» Goal: Take every line that has the string "компонента" and copy it out.

» Exercise materials:
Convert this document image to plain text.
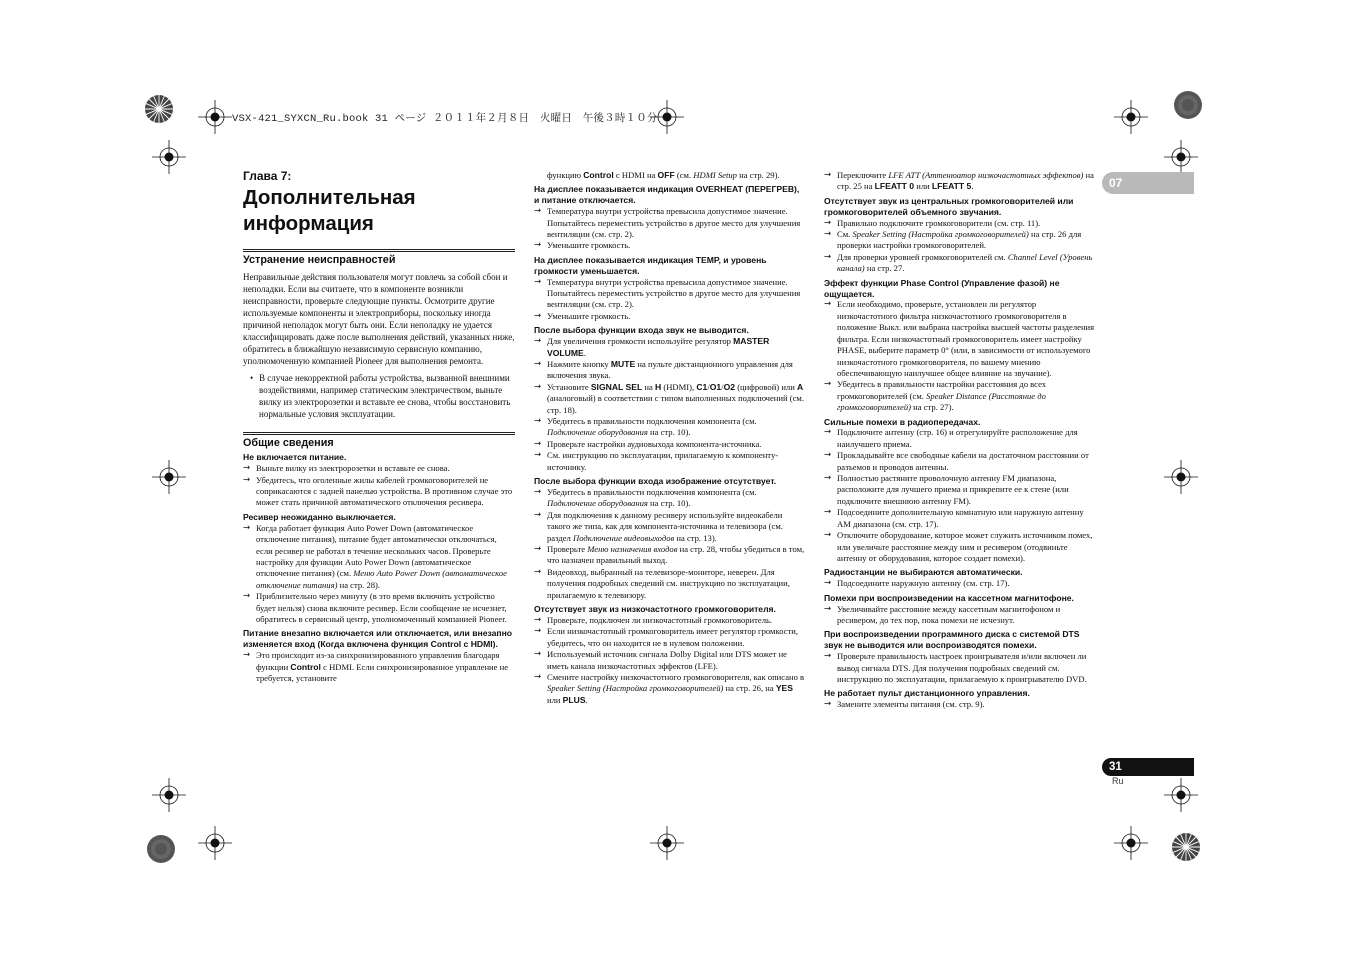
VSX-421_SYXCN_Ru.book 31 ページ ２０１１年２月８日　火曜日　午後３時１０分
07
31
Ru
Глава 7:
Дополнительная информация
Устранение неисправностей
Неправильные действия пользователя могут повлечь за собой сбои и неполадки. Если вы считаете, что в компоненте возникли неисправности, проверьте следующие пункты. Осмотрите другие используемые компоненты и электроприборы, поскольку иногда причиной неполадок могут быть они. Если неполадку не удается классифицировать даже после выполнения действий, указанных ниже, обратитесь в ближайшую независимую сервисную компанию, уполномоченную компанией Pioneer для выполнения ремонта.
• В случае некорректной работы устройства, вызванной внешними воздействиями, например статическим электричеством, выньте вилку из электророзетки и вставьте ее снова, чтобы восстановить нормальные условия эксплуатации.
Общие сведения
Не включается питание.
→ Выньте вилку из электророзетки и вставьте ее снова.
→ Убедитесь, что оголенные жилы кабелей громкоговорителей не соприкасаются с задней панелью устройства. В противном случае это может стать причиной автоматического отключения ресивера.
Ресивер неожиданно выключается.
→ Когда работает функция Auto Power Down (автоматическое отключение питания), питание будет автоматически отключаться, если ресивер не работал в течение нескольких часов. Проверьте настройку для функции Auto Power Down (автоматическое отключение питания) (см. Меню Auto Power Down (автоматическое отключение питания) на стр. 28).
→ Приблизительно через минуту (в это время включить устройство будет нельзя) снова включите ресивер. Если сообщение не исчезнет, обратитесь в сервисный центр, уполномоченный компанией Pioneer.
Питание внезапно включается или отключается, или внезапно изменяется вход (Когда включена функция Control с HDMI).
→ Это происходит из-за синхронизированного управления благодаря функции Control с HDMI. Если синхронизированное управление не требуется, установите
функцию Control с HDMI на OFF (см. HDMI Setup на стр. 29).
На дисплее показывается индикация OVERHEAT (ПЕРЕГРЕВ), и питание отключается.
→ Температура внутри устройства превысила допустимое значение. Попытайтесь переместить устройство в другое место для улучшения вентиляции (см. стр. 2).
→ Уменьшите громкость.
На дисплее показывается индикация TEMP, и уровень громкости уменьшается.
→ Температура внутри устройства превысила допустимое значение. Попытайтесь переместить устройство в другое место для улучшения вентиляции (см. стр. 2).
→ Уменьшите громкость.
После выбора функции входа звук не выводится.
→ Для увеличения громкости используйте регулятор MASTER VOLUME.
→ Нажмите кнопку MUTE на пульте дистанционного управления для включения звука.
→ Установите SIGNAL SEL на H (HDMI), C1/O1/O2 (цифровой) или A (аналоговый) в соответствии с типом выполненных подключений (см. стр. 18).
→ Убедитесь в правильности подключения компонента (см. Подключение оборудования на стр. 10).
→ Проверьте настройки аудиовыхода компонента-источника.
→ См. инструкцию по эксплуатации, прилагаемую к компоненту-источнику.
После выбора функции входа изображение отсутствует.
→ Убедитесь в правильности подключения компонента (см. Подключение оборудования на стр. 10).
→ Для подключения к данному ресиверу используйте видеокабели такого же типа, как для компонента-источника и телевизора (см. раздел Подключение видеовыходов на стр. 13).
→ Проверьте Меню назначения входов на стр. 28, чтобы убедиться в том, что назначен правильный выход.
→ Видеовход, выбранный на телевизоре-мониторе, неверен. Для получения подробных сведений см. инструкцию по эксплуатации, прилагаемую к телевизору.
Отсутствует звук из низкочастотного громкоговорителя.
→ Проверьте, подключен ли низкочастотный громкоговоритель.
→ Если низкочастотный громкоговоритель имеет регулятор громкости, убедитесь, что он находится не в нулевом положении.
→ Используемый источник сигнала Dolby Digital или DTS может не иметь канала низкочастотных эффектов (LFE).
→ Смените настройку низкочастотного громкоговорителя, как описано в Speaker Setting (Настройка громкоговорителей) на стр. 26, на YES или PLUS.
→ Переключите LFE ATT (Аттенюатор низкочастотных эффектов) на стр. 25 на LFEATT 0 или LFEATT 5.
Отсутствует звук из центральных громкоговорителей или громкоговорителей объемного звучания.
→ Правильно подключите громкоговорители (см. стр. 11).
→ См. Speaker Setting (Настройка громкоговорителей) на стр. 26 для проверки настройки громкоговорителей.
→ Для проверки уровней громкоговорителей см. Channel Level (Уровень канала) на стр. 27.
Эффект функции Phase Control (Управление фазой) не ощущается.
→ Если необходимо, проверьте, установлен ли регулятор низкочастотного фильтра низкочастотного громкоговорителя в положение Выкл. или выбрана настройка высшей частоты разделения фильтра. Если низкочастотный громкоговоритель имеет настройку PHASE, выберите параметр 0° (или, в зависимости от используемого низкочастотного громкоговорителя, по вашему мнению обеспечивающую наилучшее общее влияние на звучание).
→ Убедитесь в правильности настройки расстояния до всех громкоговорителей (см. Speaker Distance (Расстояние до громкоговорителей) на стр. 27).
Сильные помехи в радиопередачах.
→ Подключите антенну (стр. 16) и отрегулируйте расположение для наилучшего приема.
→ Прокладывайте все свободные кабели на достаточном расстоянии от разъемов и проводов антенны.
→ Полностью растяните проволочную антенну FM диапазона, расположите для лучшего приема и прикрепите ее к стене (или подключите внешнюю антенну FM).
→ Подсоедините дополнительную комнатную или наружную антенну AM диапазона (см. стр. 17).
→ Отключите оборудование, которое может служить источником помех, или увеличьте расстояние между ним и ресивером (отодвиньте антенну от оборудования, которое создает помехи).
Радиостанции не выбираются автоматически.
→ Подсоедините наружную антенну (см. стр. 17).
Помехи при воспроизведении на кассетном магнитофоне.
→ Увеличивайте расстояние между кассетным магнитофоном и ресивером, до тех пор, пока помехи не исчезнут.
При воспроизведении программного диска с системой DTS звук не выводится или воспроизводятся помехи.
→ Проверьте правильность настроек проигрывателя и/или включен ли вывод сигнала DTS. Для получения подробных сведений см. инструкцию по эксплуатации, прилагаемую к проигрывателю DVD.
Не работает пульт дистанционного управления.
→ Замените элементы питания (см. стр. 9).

--

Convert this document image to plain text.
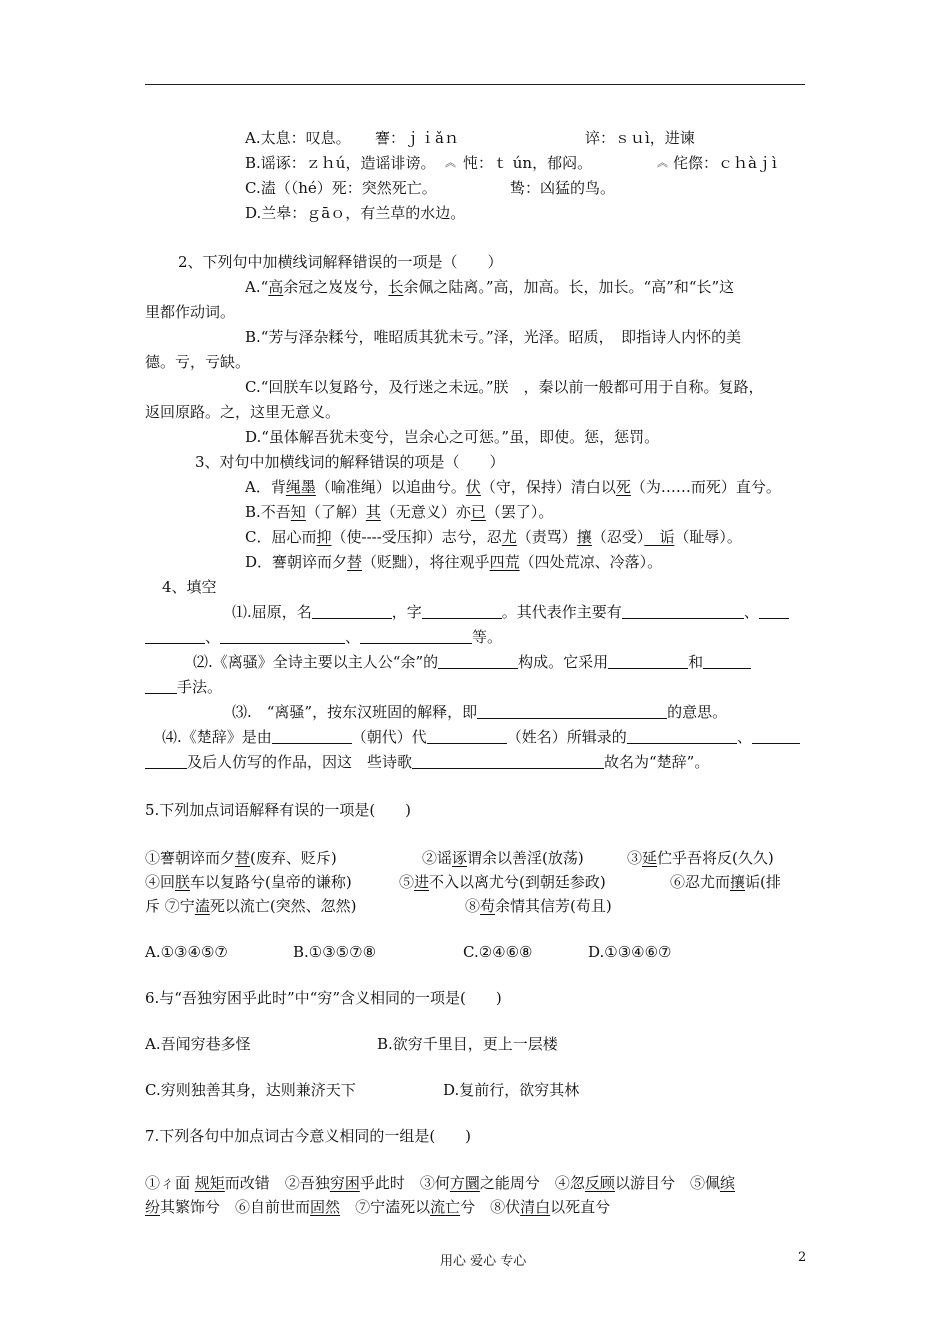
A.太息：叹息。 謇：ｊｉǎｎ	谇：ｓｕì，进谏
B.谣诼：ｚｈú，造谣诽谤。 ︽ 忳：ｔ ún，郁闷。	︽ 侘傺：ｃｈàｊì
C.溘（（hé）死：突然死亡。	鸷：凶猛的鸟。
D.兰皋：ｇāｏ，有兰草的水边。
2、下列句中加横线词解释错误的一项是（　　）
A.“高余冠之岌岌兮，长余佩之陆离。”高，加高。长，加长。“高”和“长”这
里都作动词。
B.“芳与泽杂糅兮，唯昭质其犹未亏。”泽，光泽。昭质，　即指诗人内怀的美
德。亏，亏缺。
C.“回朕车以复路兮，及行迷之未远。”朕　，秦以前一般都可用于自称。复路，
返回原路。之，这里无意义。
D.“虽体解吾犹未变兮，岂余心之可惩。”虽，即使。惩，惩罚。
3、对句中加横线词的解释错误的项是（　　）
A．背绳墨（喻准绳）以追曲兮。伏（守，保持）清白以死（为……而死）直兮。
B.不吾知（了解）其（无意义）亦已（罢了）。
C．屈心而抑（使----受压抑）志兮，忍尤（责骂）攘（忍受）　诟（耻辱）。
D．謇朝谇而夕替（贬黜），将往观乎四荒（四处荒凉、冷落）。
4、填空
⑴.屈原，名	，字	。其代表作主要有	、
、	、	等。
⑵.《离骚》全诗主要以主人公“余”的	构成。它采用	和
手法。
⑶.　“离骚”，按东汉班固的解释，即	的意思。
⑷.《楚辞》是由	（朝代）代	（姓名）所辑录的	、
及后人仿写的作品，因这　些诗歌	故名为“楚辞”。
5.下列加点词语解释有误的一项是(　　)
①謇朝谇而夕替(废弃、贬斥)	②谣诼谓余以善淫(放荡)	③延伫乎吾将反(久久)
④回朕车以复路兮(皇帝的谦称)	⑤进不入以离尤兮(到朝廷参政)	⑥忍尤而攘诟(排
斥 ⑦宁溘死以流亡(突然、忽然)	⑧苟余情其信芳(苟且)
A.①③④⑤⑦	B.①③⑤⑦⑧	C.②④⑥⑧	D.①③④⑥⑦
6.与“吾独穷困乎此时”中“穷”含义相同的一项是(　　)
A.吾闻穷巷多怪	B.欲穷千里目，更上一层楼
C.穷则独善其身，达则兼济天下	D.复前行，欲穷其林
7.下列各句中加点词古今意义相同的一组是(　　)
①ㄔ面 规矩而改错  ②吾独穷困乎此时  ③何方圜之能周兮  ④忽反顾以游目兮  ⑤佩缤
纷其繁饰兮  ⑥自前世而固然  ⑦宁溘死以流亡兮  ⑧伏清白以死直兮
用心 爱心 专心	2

» Exercise solution:
→ Убедитесь в правильности подключения компонента (см. Подключение оборудования на стр. 10).
→ Проверьте настройки аудиовыхода компонента-источника.
→ Убедитесь в правильности подключения компонента (см. Подключение оборудования на стр. 10).
→ Для подключения к данному ресиверу используйте видеокабели такого же типа, как для компонента-источника и телевизора (см. раздел Подключение видеовыходов на стр. 13).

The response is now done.